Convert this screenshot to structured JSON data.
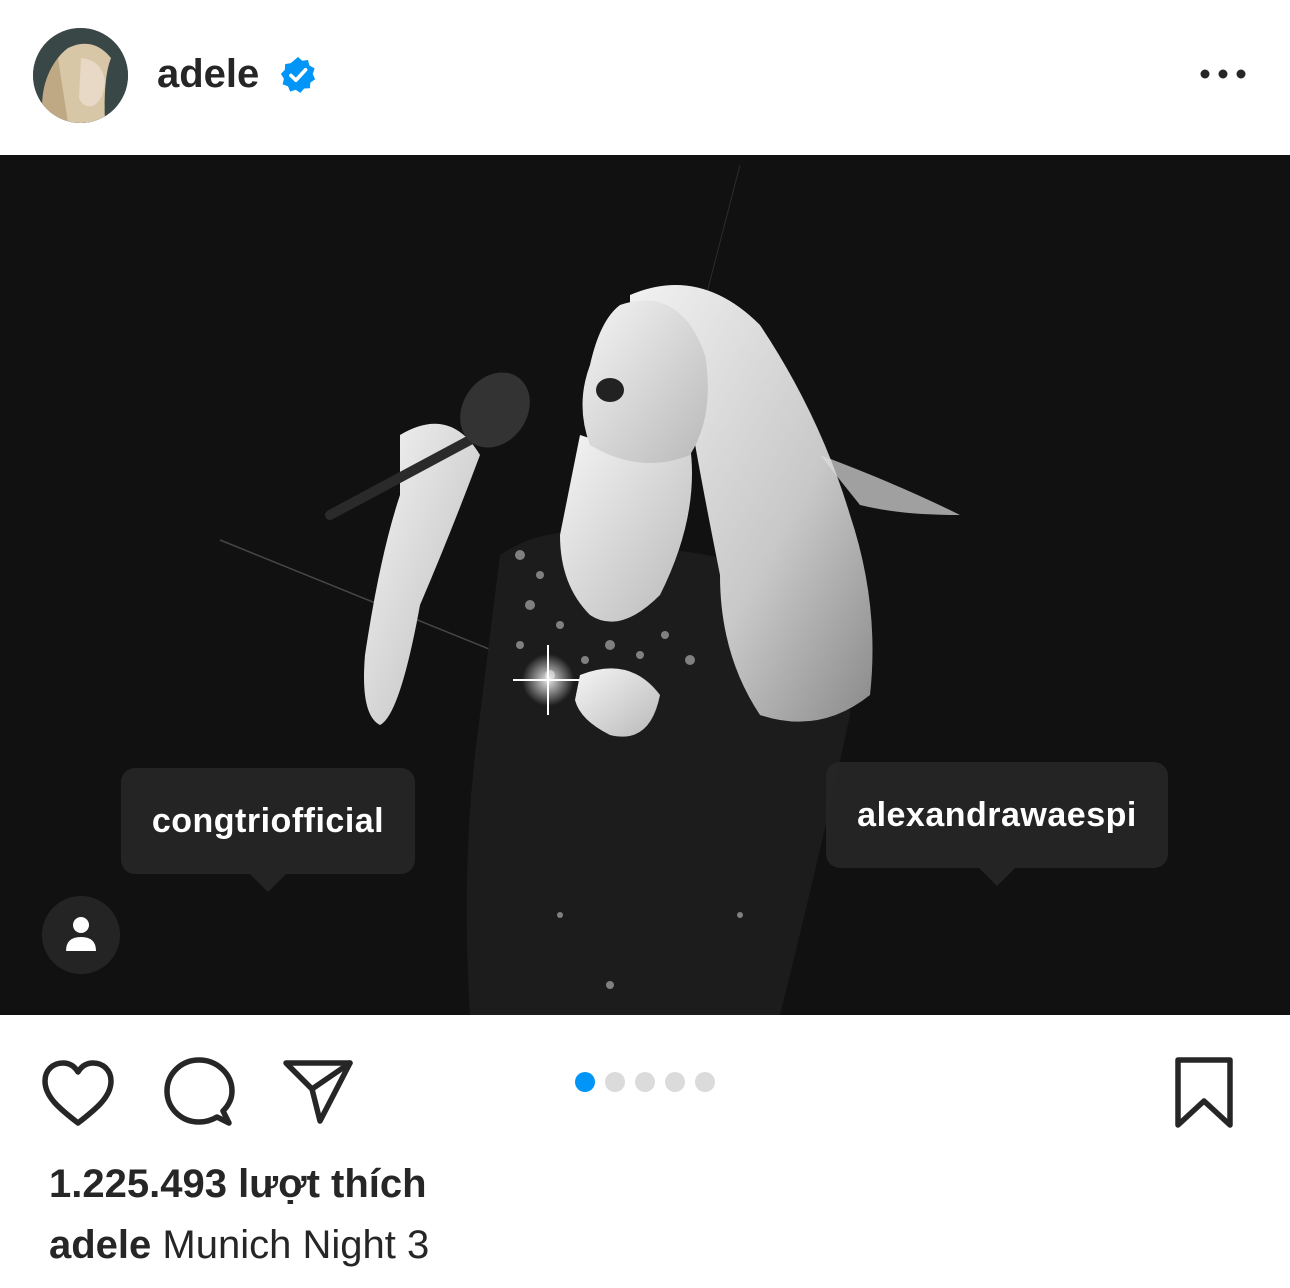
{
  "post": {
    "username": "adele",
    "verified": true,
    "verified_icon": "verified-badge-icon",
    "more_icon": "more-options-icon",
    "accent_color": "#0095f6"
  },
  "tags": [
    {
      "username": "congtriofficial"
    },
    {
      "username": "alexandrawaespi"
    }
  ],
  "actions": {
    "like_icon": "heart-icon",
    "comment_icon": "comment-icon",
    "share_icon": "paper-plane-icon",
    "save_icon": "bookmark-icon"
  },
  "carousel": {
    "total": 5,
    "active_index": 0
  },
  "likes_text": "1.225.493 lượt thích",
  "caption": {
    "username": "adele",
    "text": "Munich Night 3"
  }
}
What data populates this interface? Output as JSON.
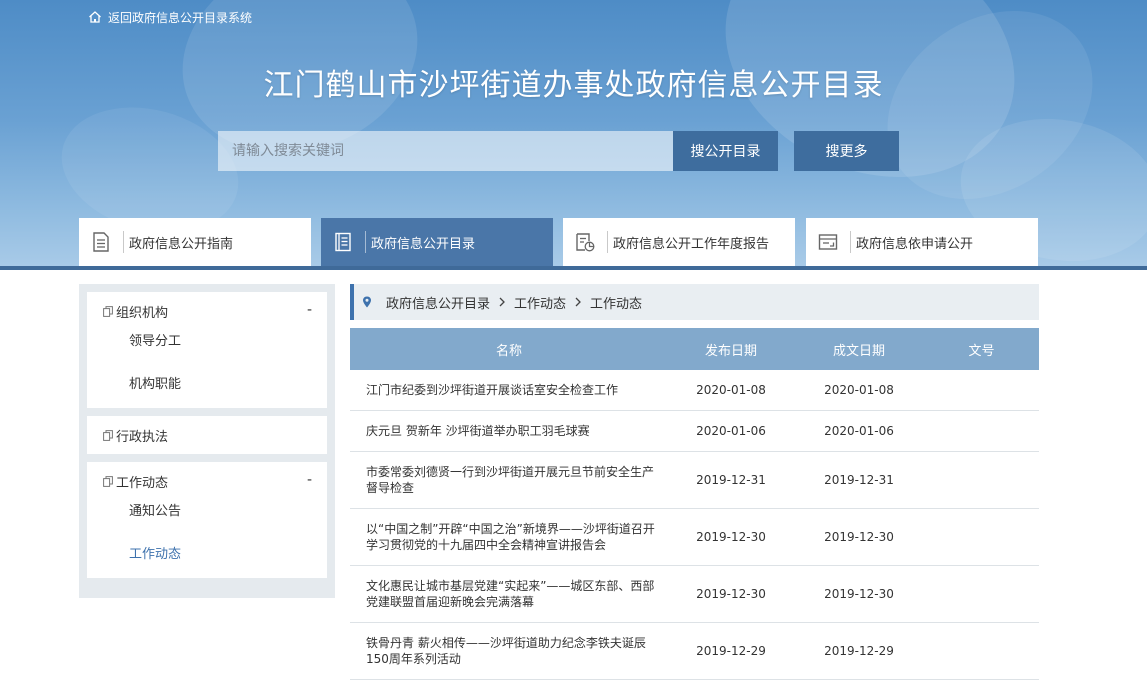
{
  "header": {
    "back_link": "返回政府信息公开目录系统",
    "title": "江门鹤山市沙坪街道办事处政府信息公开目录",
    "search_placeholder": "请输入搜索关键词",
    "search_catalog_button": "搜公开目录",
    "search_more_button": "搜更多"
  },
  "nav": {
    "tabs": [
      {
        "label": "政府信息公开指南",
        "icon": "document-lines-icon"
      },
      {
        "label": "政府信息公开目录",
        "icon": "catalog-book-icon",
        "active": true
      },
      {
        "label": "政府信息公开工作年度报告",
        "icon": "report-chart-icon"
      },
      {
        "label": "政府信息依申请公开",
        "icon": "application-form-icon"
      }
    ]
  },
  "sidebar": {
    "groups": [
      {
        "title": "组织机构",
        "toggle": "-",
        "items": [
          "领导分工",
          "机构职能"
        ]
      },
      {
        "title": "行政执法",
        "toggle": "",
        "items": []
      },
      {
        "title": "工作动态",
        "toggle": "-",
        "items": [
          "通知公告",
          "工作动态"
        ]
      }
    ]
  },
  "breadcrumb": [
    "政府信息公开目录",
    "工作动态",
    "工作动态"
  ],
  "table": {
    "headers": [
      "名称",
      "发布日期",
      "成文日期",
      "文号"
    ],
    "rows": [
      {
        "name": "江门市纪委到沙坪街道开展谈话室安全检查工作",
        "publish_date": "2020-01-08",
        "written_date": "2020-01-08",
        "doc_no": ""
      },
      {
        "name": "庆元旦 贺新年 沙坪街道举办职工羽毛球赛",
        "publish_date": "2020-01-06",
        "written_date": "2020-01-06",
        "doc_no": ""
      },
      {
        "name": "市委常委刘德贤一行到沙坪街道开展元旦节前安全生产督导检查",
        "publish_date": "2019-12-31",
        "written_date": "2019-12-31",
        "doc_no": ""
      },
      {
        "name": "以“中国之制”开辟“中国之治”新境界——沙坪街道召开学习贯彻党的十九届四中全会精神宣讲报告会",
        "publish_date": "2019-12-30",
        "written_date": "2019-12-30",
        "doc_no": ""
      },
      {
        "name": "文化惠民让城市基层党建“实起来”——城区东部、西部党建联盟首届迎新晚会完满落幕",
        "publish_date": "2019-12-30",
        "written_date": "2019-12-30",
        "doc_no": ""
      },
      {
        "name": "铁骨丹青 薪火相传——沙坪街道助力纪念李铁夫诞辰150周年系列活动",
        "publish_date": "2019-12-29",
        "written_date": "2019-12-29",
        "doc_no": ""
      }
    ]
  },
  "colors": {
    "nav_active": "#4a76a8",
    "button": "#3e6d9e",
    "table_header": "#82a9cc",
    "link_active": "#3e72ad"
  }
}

★ ★ ★ ★ ★ ★ ★

Request: Without the pictures, return all the records precisely as they stand.

Task answer:
Convert this screenshot to structured JSON data.
{
  "post": {
    "username": "adele",
    "verified": true,
    "verified_icon": "verified-badge-icon",
    "more_icon": "more-options-icon",
    "accent_color": "#0095f6"
  },
  "tags": [
    {
      "username": "congtriofficial"
    },
    {
      "username": "alexandrawaespi"
    }
  ],
  "actions": {
    "like_icon": "heart-icon",
    "comment_icon": "comment-icon",
    "share_icon": "paper-plane-icon",
    "save_icon": "bookmark-icon"
  },
  "carousel": {
    "total": 5,
    "active_index": 0
  },
  "likes_text": "1.225.493 lượt thích",
  "caption": {
    "username": "adele",
    "text": "Munich Night 3"
  }
}
What data populates this interface? Output as JSON.
{
  "header": {
    "back_link": "返回政府信息公开目录系统",
    "title": "江门鹤山市沙坪街道办事处政府信息公开目录",
    "search_placeholder": "请输入搜索关键词",
    "search_catalog_button": "搜公开目录",
    "search_more_button": "搜更多"
  },
  "nav": {
    "tabs": [
      {
        "label": "政府信息公开指南",
        "icon": "document-lines-icon"
      },
      {
        "label": "政府信息公开目录",
        "icon": "catalog-book-icon",
        "active": true
      },
      {
        "label": "政府信息公开工作年度报告",
        "icon": "report-chart-icon"
      },
      {
        "label": "政府信息依申请公开",
        "icon": "application-form-icon"
      }
    ]
  },
  "sidebar": {
    "groups": [
      {
        "title": "组织机构",
        "toggle": "-",
        "items": [
          "领导分工",
          "机构职能"
        ]
      },
      {
        "title": "行政执法",
        "toggle": "",
        "items": []
      },
      {
        "title": "工作动态",
        "toggle": "-",
        "items": [
          "通知公告",
          "工作动态"
        ]
      }
    ]
  },
  "breadcrumb": [
    "政府信息公开目录",
    "工作动态",
    "工作动态"
  ],
  "table": {
    "headers": [
      "名称",
      "发布日期",
      "成文日期",
      "文号"
    ],
    "rows": [
      {
        "name": "江门市纪委到沙坪街道开展谈话室安全检查工作",
        "publish_date": "2020-01-08",
        "written_date": "2020-01-08",
        "doc_no": ""
      },
      {
        "name": "庆元旦 贺新年 沙坪街道举办职工羽毛球赛",
        "publish_date": "2020-01-06",
        "written_date": "2020-01-06",
        "doc_no": ""
      },
      {
        "name": "市委常委刘德贤一行到沙坪街道开展元旦节前安全生产督导检查",
        "publish_date": "2019-12-31",
        "written_date": "2019-12-31",
        "doc_no": ""
      },
      {
        "name": "以“中国之制”开辟“中国之治”新境界——沙坪街道召开学习贯彻党的十九届四中全会精神宣讲报告会",
        "publish_date": "2019-12-30",
        "written_date": "2019-12-30",
        "doc_no": ""
      },
      {
        "name": "文化惠民让城市基层党建“实起来”——城区东部、西部党建联盟首届迎新晚会完满落幕",
        "publish_date": "2019-12-30",
        "written_date": "2019-12-30",
        "doc_no": ""
      },
      {
        "name": "铁骨丹青 薪火相传——沙坪街道助力纪念李铁夫诞辰150周年系列活动",
        "publish_date": "2019-12-29",
        "written_date": "2019-12-29",
        "doc_no": ""
      }
    ]
  },
  "colors": {
    "nav_active": "#4a76a8",
    "button": "#3e6d9e",
    "table_header": "#82a9cc",
    "link_active": "#3e72ad"
  }
}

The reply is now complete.